>> Begin Information shown

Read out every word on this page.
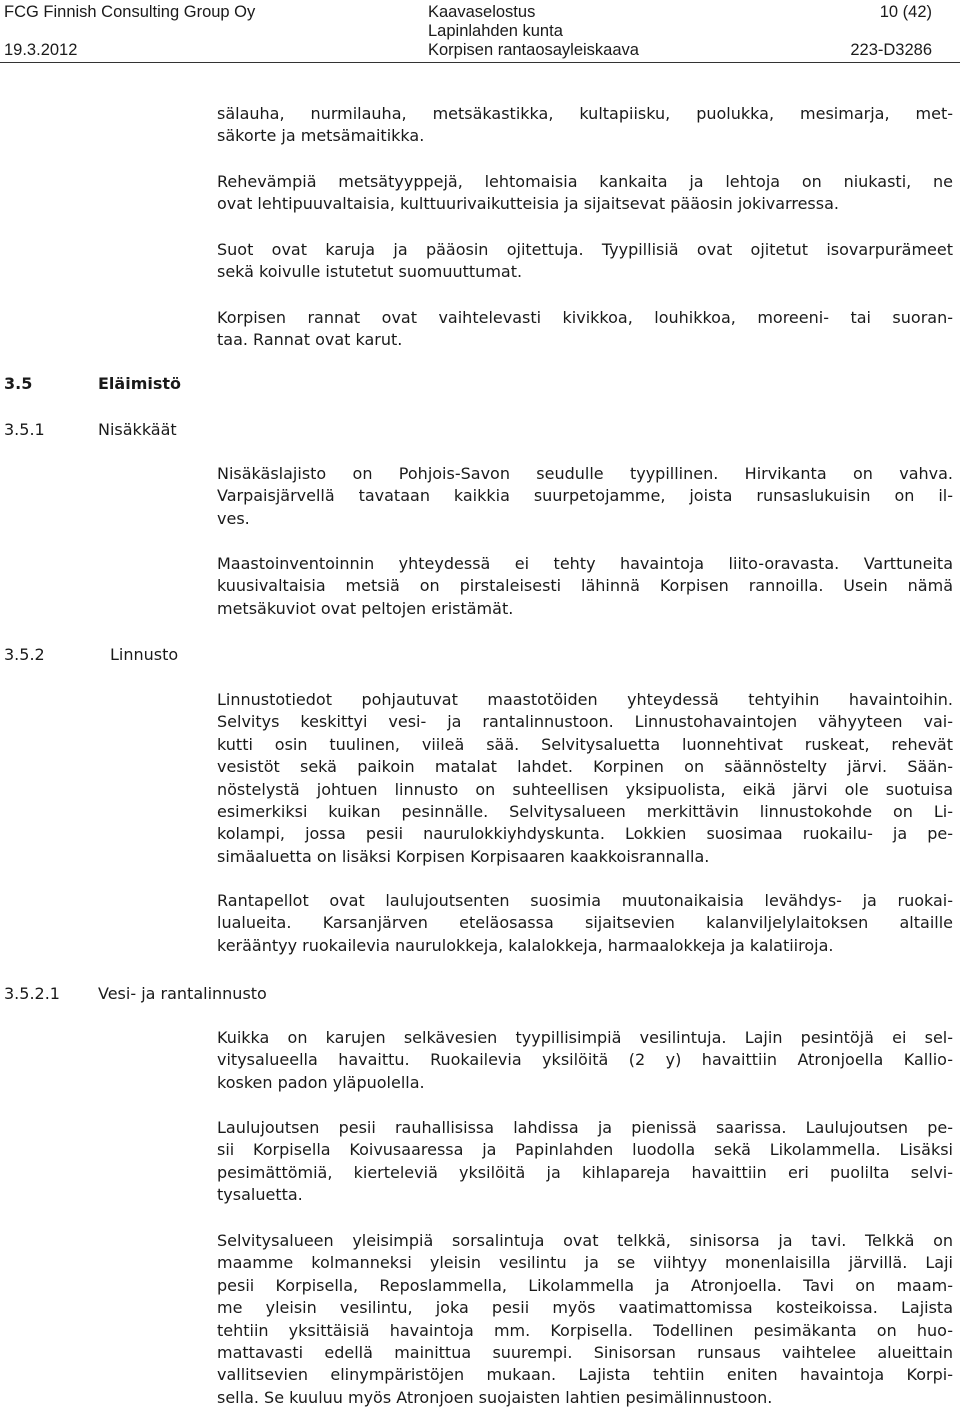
FCG Finnish Consulting Group Oy
19.3.2012
Kaavaselostus
Lapinlahden kunta
Korpisen rantaosayleiskaava
10 (42)
223-D3286
3.5	Eläimistö
3.5.1	Nisäkkäät
3.5.2	Linnusto
3.5.2.1 Vesi- ja rantalinnusto
sälauha, nurmilauha, metsäkastikka, kultapiisku, puolukka, mesimarja, met-
säkorte ja metsämaitikka.
Rehevämpiä metsätyyppejä, lehtomaisia kankaita ja lehtoja on niukasti, ne
ovat lehtipuuvaltaisia, kulttuurivaikutteisia ja sijaitsevat pääosin jokivarressa.
Suot ovat karuja ja pääosin ojitettuja. Tyypillisiä ovat ojitetut isovarpurämeet
sekä koivulle istutetut suomuuttumat.
Korpisen rannat ovat vaihtelevasti kivikkoa, louhikkoa, moreeni- tai suoran-
taa. Rannat ovat karut.
Nisäkäslajisto on Pohjois-Savon seudulle tyypillinen. Hirvikanta on vahva.
Varpaisjärvellä tavataan kaikkia suurpetojamme, joista runsaslukuisin on il-
ves.
Maastoinventoinnin yhteydessä ei tehty havaintoja liito-oravasta. Varttuneita
kuusivaltaisia metsiä on pirstaleisesti lähinnä Korpisen rannoilla. Usein nämä
metsäkuviot ovat peltojen eristämät.
Linnustotiedot pohjautuvat maastotöiden yhteydessä tehtyihin havaintoihin.
Selvitys keskittyi vesi- ja rantalinnustoon. Linnustohavaintojen vähyyteen vai-
kutti osin tuulinen, viileä sää. Selvitysaluetta luonnehtivat ruskeat, rehevät
vesistöt sekä paikoin matalat lahdet. Korpinen on säännöstelty järvi. Sään-
nöstelystä johtuen linnusto on suhteellisen yksipuolista, eikä järvi ole suotuisa
esimerkiksi kuikan pesinnälle. Selvitysalueen merkittävin linnustokohde on Li-
kolampi, jossa pesii naurulokkiyhdyskunta. Lokkien suosimaa ruokailu- ja pe-
simäaluetta on lisäksi Korpisen Korpisaaren kaakkoisrannalla.
Rantapellot ovat laulujoutsenten suosimia muutonaikaisia levähdys- ja ruokai-
lualueita. Karsanjärven eteläosassa sijaitsevien kalanviljelylaitoksen altaille
kerääntyy ruokailevia naurulokkeja, kalalokkeja, harmaalokkeja ja kalatiiroja.
Kuikka on karujen selkävesien tyypillisimpiä vesilintuja. Lajin pesintöjä ei sel-
vitysalueella havaittu. Ruokailevia yksilöitä (2 y) havaittiin Atronjoella Kallio-
kosken padon yläpuolella.
Laulujoutsen pesii rauhallisissa lahdissa ja pienissä saarissa. Laulujoutsen pe-
sii Korpisella Koivusaaressa ja Papinlahden luodolla sekä Likolammella. Lisäksi
pesimättömiä, kierteleviä yksilöitä ja kihlapareja havaittiin eri puolilta selvi-
tysaluetta.
Selvitysalueen yleisimpiä sorsalintuja ovat telkkä, sinisorsa ja tavi. Telkkä on
maamme kolmanneksi yleisin vesilintu ja se viihtyy monenlaisilla järvillä. Laji
pesii Korpisella, Reposlammella, Likolammella ja Atronjoella. Tavi on maam-
me yleisin vesilintu, joka pesii myös vaatimattomissa kosteikoissa. Lajista
tehtiin yksittäisiä havaintoja mm. Korpisella. Todellinen pesimäkanta on huo-
mattavasti edellä mainittua suurempi. Sinisorsan runsaus vaihtelee alueittain
vallitsevien elinympäristöjen mukaan. Lajista tehtiin eniten havaintoja Korpi-
sella. Se kuuluu myös Atronjoen suojaisten lahtien pesimälinnustoon.
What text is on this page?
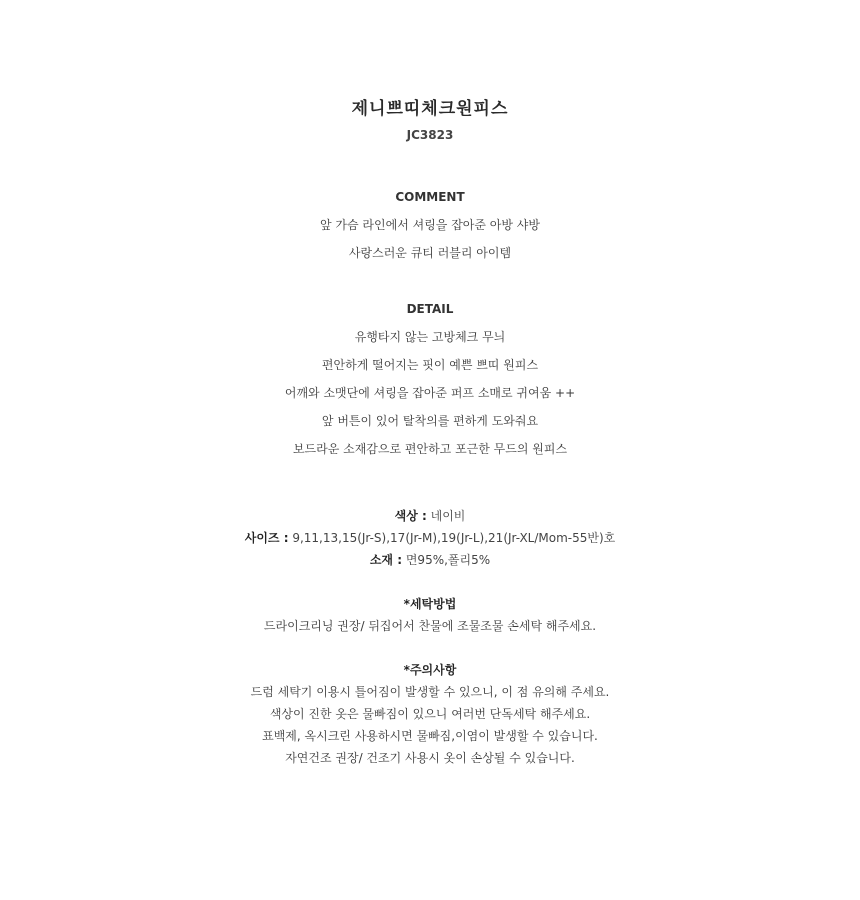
제니쁘띠체크원피스
JC3823
COMMENT
앞 가슴 라인에서 셔링을 잡아준 아방 샤방
사랑스러운 큐티 러블리 아이템
DETAIL
유행타지 않는 고방체크 무늬
편안하게 떨어지는 핏이 예쁜 쁘띠 원피스
어깨와 소맷단에 셔링을 잡아준 퍼프 소매로 귀여움 ++
앞 버튼이 있어 탈착의를 편하게 도와줘요
보드라운 소재감으로 편안하고 포근한 무드의 원피스
색상 : 네이비
사이즈 : 9,11,13,15(Jr-S),17(Jr-M),19(Jr-L),21(Jr-XL/Mom-55반)호
소재 : 면95%,폴리5%
*세탁방법
드라이크리닝 권장/ 뒤집어서 찬물에 조물조물 손세탁 해주세요.
*주의사항
드럼 세탁기 이용시 틀어짐이 발생할 수 있으니, 이 점 유의해 주세요.
색상이 진한 옷은 물빠짐이 있으니 여러번 단독세탁 해주세요.
표백제, 옥시크린 사용하시면 물빠짐,이염이 발생할 수 있습니다.
자연건조 권장/ 건조기 사용시 옷이 손상될 수 있습니다.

>> End Information shown

--- Problem description ---
Print the records above exactly as they stand, but leave out the pictures.

--- The solution ---
Read out every word on this page.
FCG Finnish Consulting Group Oy
19.3.2012
Kaavaselostus
Lapinlahden kunta
Korpisen rantaosayleiskaava
10 (42)
223-D3286
3.5	Eläimistö
3.5.1	Nisäkkäät
3.5.2	Linnusto
3.5.2.1 Vesi- ja rantalinnusto
sälauha, nurmilauha, metsäkastikka, kultapiisku, puolukka, mesimarja, met-
säkorte ja metsämaitikka.
Rehevämpiä metsätyyppejä, lehtomaisia kankaita ja lehtoja on niukasti, ne
ovat lehtipuuvaltaisia, kulttuurivaikutteisia ja sijaitsevat pääosin jokivarressa.
Suot ovat karuja ja pääosin ojitettuja. Tyypillisiä ovat ojitetut isovarpurämeet
sekä koivulle istutetut suomuuttumat.
Korpisen rannat ovat vaihtelevasti kivikkoa, louhikkoa, moreeni- tai suoran-
taa. Rannat ovat karut.
Nisäkäslajisto on Pohjois-Savon seudulle tyypillinen. Hirvikanta on vahva.
Varpaisjärvellä tavataan kaikkia suurpetojamme, joista runsaslukuisin on il-
ves.
Maastoinventoinnin yhteydessä ei tehty havaintoja liito-oravasta. Varttuneita
kuusivaltaisia metsiä on pirstaleisesti lähinnä Korpisen rannoilla. Usein nämä
metsäkuviot ovat peltojen eristämät.
Linnustotiedot pohjautuvat maastotöiden yhteydessä tehtyihin havaintoihin.
Selvitys keskittyi vesi- ja rantalinnustoon. Linnustohavaintojen vähyyteen vai-
kutti osin tuulinen, viileä sää. Selvitysaluetta luonnehtivat ruskeat, rehevät
vesistöt sekä paikoin matalat lahdet. Korpinen on säännöstelty järvi. Sään-
nöstelystä johtuen linnusto on suhteellisen yksipuolista, eikä järvi ole suotuisa
esimerkiksi kuikan pesinnälle. Selvitysalueen merkittävin linnustokohde on Li-
kolampi, jossa pesii naurulokkiyhdyskunta. Lokkien suosimaa ruokailu- ja pe-
simäaluetta on lisäksi Korpisen Korpisaaren kaakkoisrannalla.
Rantapellot ovat laulujoutsenten suosimia muutonaikaisia levähdys- ja ruokai-
lualueita. Karsanjärven eteläosassa sijaitsevien kalanviljelylaitoksen altaille
kerääntyy ruokailevia naurulokkeja, kalalokkeja, harmaalokkeja ja kalatiiroja.
Kuikka on karujen selkävesien tyypillisimpiä vesilintuja. Lajin pesintöjä ei sel-
vitysalueella havaittu. Ruokailevia yksilöitä (2 y) havaittiin Atronjoella Kallio-
kosken padon yläpuolella.
Laulujoutsen pesii rauhallisissa lahdissa ja pienissä saarissa. Laulujoutsen pe-
sii Korpisella Koivusaaressa ja Papinlahden luodolla sekä Likolammella. Lisäksi
pesimättömiä, kierteleviä yksilöitä ja kihlapareja havaittiin eri puolilta selvi-
tysaluetta.
Selvitysalueen yleisimpiä sorsalintuja ovat telkkä, sinisorsa ja tavi. Telkkä on
maamme kolmanneksi yleisin vesilintu ja se viihtyy monenlaisilla järvillä. Laji
pesii Korpisella, Reposlammella, Likolammella ja Atronjoella. Tavi on maam-
me yleisin vesilintu, joka pesii myös vaatimattomissa kosteikoissa. Lajista
tehtiin yksittäisiä havaintoja mm. Korpisella. Todellinen pesimäkanta on huo-
mattavasti edellä mainittua suurempi. Sinisorsan runsaus vaihtelee alueittain
vallitsevien elinympäristöjen mukaan. Lajista tehtiin eniten havaintoja Korpi-
sella. Se kuuluu myös Atronjoen suojaisten lahtien pesimälinnustoon.
What text is on this page?
제니쁘띠체크원피스
JC3823
COMMENT
앞 가슴 라인에서 셔링을 잡아준 아방 샤방
사랑스러운 큐티 러블리 아이템
DETAIL
유행타지 않는 고방체크 무늬
편안하게 떨어지는 핏이 예쁜 쁘띠 원피스
어깨와 소맷단에 셔링을 잡아준 퍼프 소매로 귀여움 ++
앞 버튼이 있어 탈착의를 편하게 도와줘요
보드라운 소재감으로 편안하고 포근한 무드의 원피스
색상 : 네이비
사이즈 : 9,11,13,15(Jr-S),17(Jr-M),19(Jr-L),21(Jr-XL/Mom-55반)호
소재 : 면95%,폴리5%
*세탁방법
드라이크리닝 권장/ 뒤집어서 찬물에 조물조물 손세탁 해주세요.
*주의사항
드럼 세탁기 이용시 틀어짐이 발생할 수 있으니, 이 점 유의해 주세요.
색상이 진한 옷은 물빠짐이 있으니 여러번 단독세탁 해주세요.
표백제, 옥시크린 사용하시면 물빠짐,이염이 발생할 수 있습니다.
자연건조 권장/ 건조기 사용시 옷이 손상될 수 있습니다.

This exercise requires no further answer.